• **DATASET RECORDS**:
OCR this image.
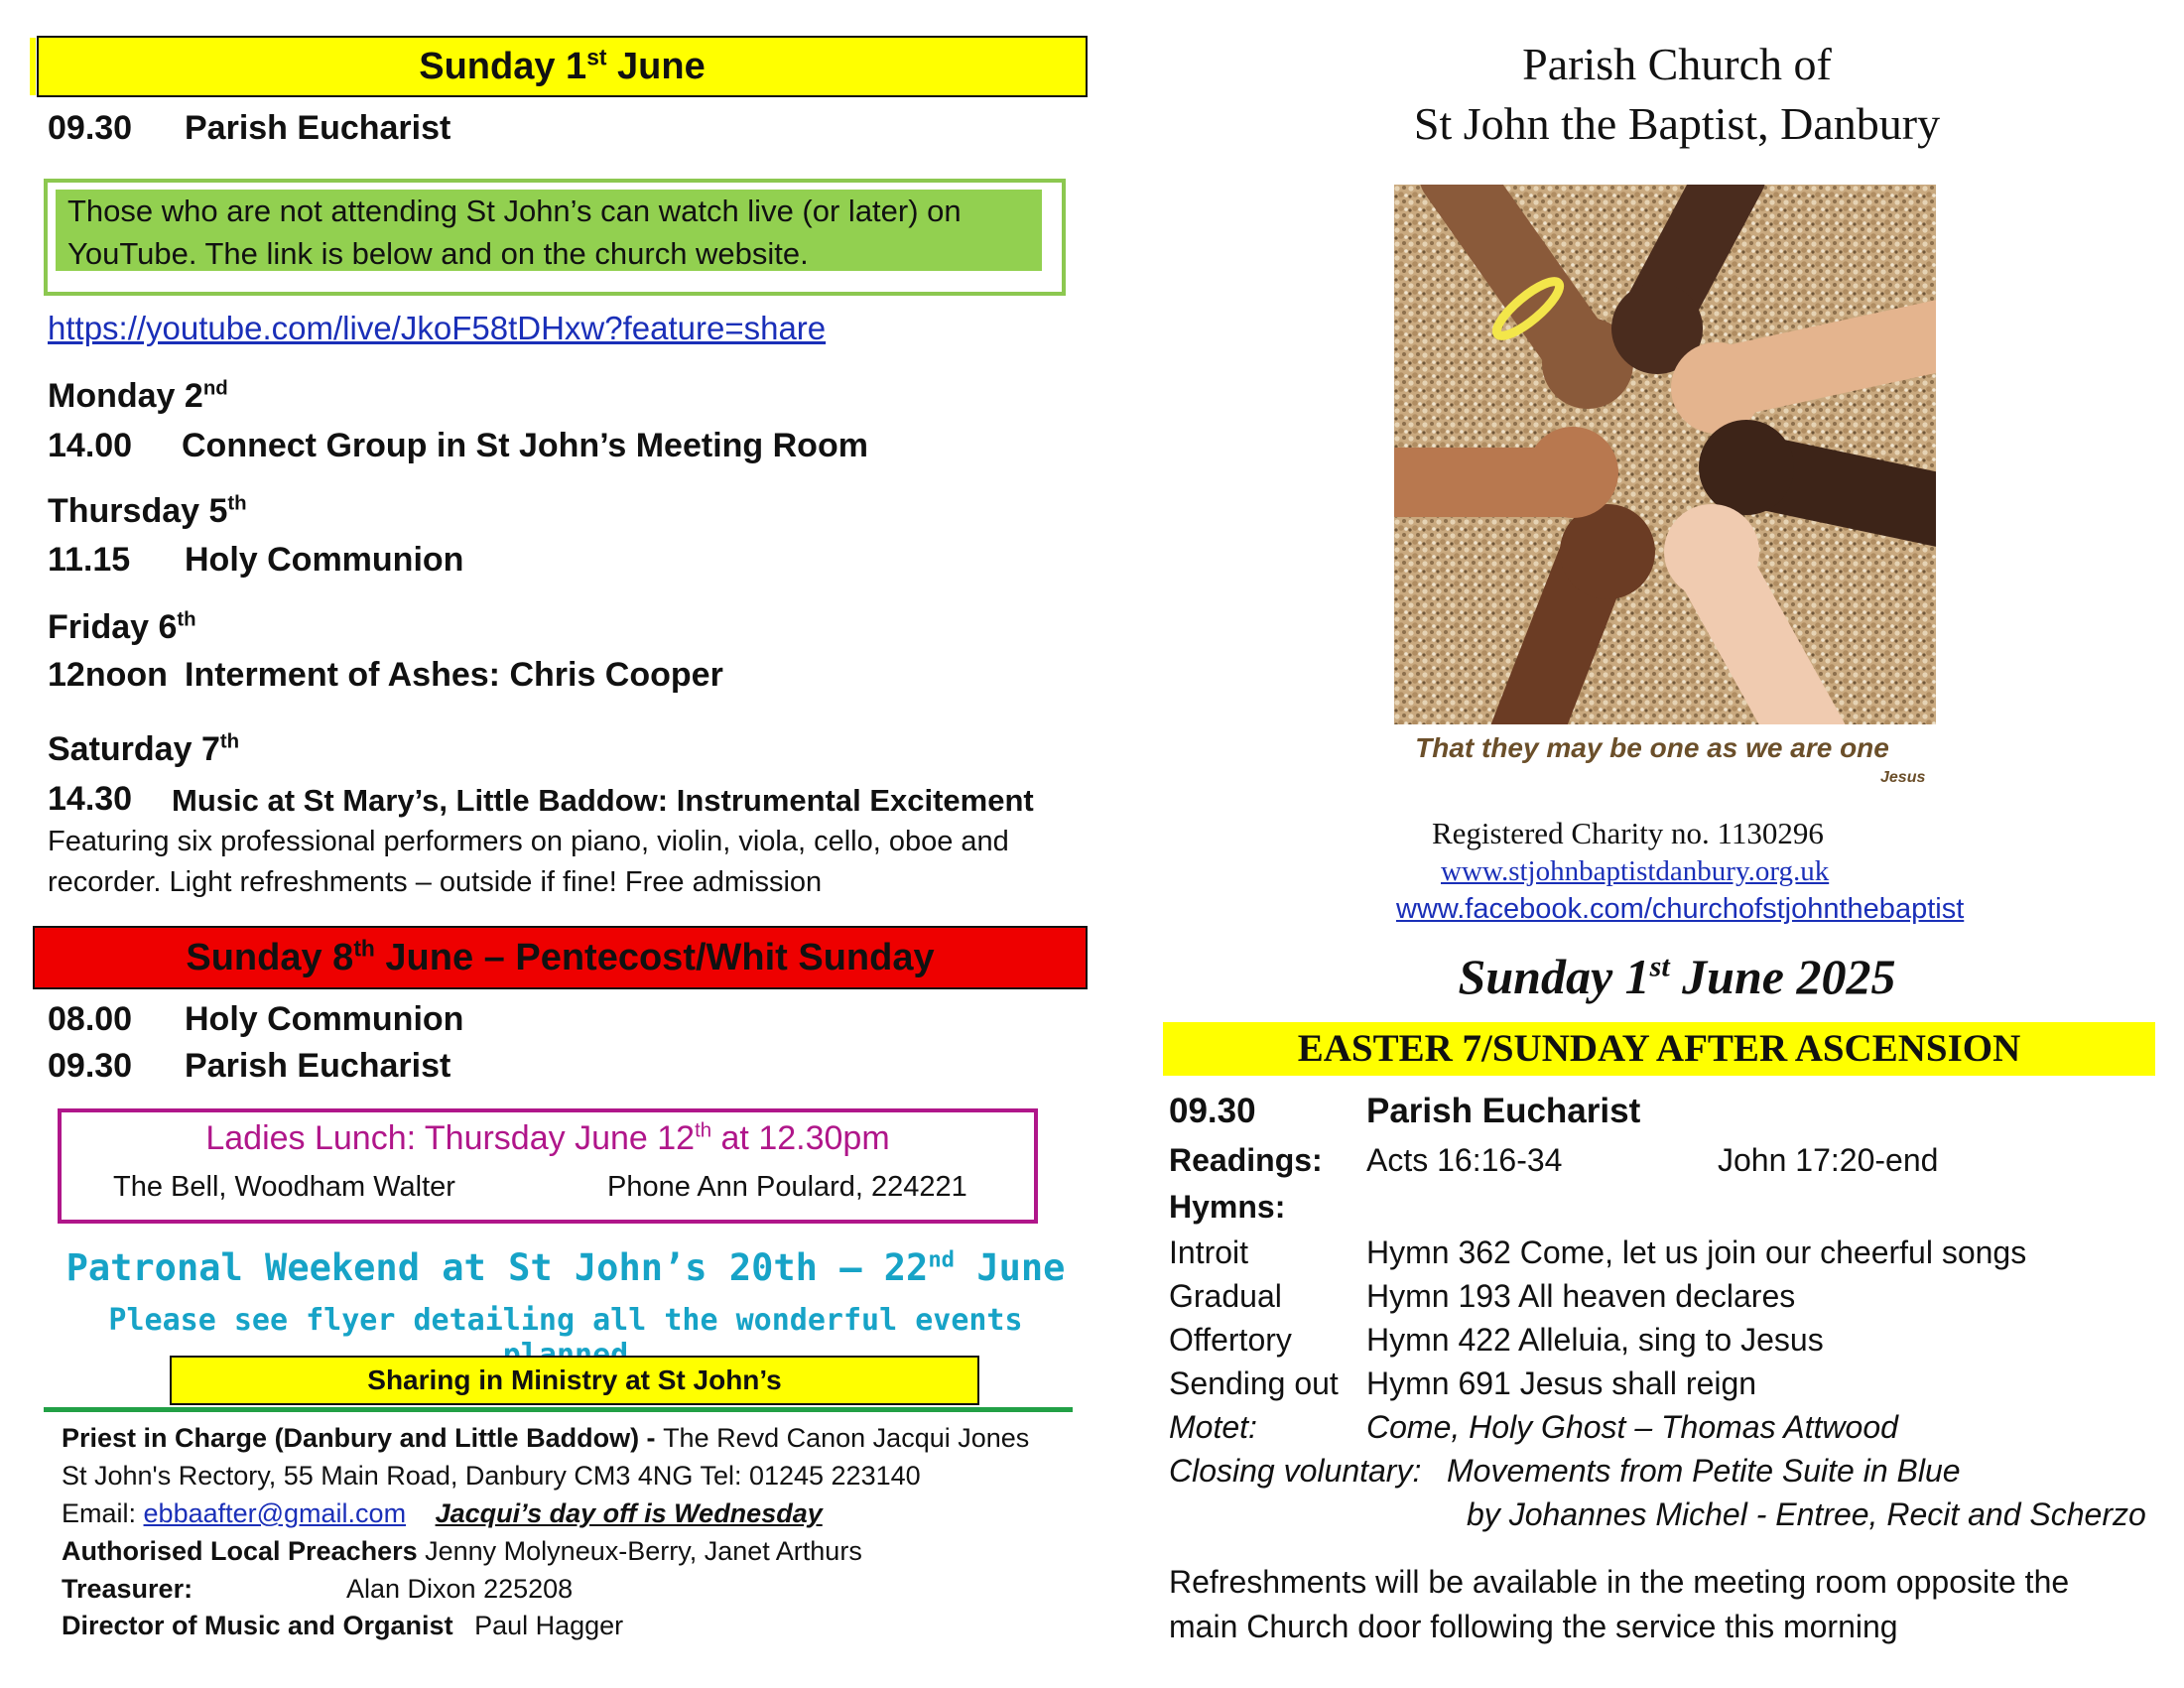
Sunday 1st June
09.30 Parish Eucharist
Those who are not attending St John’s can watch live (or later) on
YouTube. The link is below and on the church website.
https://youtube.com/live/JkoF58tDHxw?feature=share
Monday 2nd
14.00 Connect Group in St John’s Meeting Room
Thursday 5th
11.15 Holy Communion
Friday 6th
12noon Interment of Ashes: Chris Cooper
Saturday 7th
14.30 Music at St Mary’s, Little Baddow: Instrumental Excitement
Featuring six professional performers on piano, violin, viola, cello, oboe and
recorder. Light refreshments – outside if fine! Free admission
Sunday 8th June – Pentecost/Whit Sunday
08.00 Holy Communion
09.30 Parish Eucharist
Ladies Lunch: Thursday June 12th at 12.30pm
The Bell, Woodham Walter	Phone Ann Poulard, 224221
Patronal Weekend at St John’s 20th – 22nd June
Please see flyer detailing all the wonderful events
Sharing in Ministry at St John’s
Priest in Charge (Danbury and Little Baddow) - The Revd Canon Jacqui Jones
St John's Rectory, 55 Main Road, Danbury CM3 4NG Tel: 01245 223140
Email: ebbaafter@gmail.com Jacqui’s day off is Wednesday
Authorised Local Preachers Jenny Molyneux-Berry, Janet Arthurs
Treasurer:	Alan Dixon 225208
Director of Music and Organist Paul Hagger
Parish Church of
St John the Baptist, Danbury
That they may be one as we are one
Jesus
Registered Charity no. 1130296
www.stjohnbaptistdanbury.org.uk
www.facebook.com/churchofstjohnthebaptist
Sunday 1st June 2025
EASTER 7/SUNDAY AFTER ASCENSION
09.30	Parish Eucharist
Readings: Acts 16:16-34	John 17:20-end
Hymns:
Introit	Hymn 362 Come, let us join our cheerful songs
Gradual	Hymn 193 All heaven declares
Offertory Hymn 422 Alleluia, sing to Jesus
Sending out Hymn 691 Jesus shall reign
Motet:	Come, Holy Ghost – Thomas Attwood
Closing voluntary: Movements from Petite Suite in Blue
by Johannes Michel - Entree, Recit and Scherzo
Refreshments will be available in the meeting room opposite the
main Church door following the service this morning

• **WRITTEN TASK**:
Repeat each entry above word for word, leaving every picture out.

• **RESPONSE TO THE TASK**:
OCR this image.
Sunday 1st June
09.30 Parish Eucharist
Those who are not attending St John’s can watch live (or later) on
YouTube. The link is below and on the church website.
https://youtube.com/live/JkoF58tDHxw?feature=share
Monday 2nd
14.00 Connect Group in St John’s Meeting Room
Thursday 5th
11.15 Holy Communion
Friday 6th
12noon Interment of Ashes: Chris Cooper
Saturday 7th
14.30 Music at St Mary’s, Little Baddow: Instrumental Excitement
Featuring six professional performers on piano, violin, viola, cello, oboe and
recorder. Light refreshments – outside if fine! Free admission
Sunday 8th June – Pentecost/Whit Sunday
08.00 Holy Communion
09.30 Parish Eucharist
Ladies Lunch: Thursday June 12th at 12.30pm
The Bell, Woodham Walter	Phone Ann Poulard, 224221
Patronal Weekend at St John’s 20th – 22nd June
Please see flyer detailing all the wonderful events
Sharing in Ministry at St John’s
Priest in Charge (Danbury and Little Baddow) - The Revd Canon Jacqui Jones
St John's Rectory, 55 Main Road, Danbury CM3 4NG Tel: 01245 223140
Email: ebbaafter@gmail.com Jacqui’s day off is Wednesday
Authorised Local Preachers Jenny Molyneux-Berry, Janet Arthurs
Treasurer:	Alan Dixon 225208
Director of Music and Organist Paul Hagger
Parish Church of
St John the Baptist, Danbury
That they may be one as we are one
Jesus
Registered Charity no. 1130296
www.stjohnbaptistdanbury.org.uk
www.facebook.com/churchofstjohnthebaptist
Sunday 1st June 2025
EASTER 7/SUNDAY AFTER ASCENSION
09.30	Parish Eucharist
Readings: Acts 16:16-34	John 17:20-end
Hymns:
Introit	Hymn 362 Come, let us join our cheerful songs
Gradual	Hymn 193 All heaven declares
Offertory Hymn 422 Alleluia, sing to Jesus
Sending out Hymn 691 Jesus shall reign
Motet:	Come, Holy Ghost – Thomas Attwood
Closing voluntary: Movements from Petite Suite in Blue
by Johannes Michel - Entree, Recit and Scherzo
Refreshments will be available in the meeting room opposite the
main Church door following the service this morning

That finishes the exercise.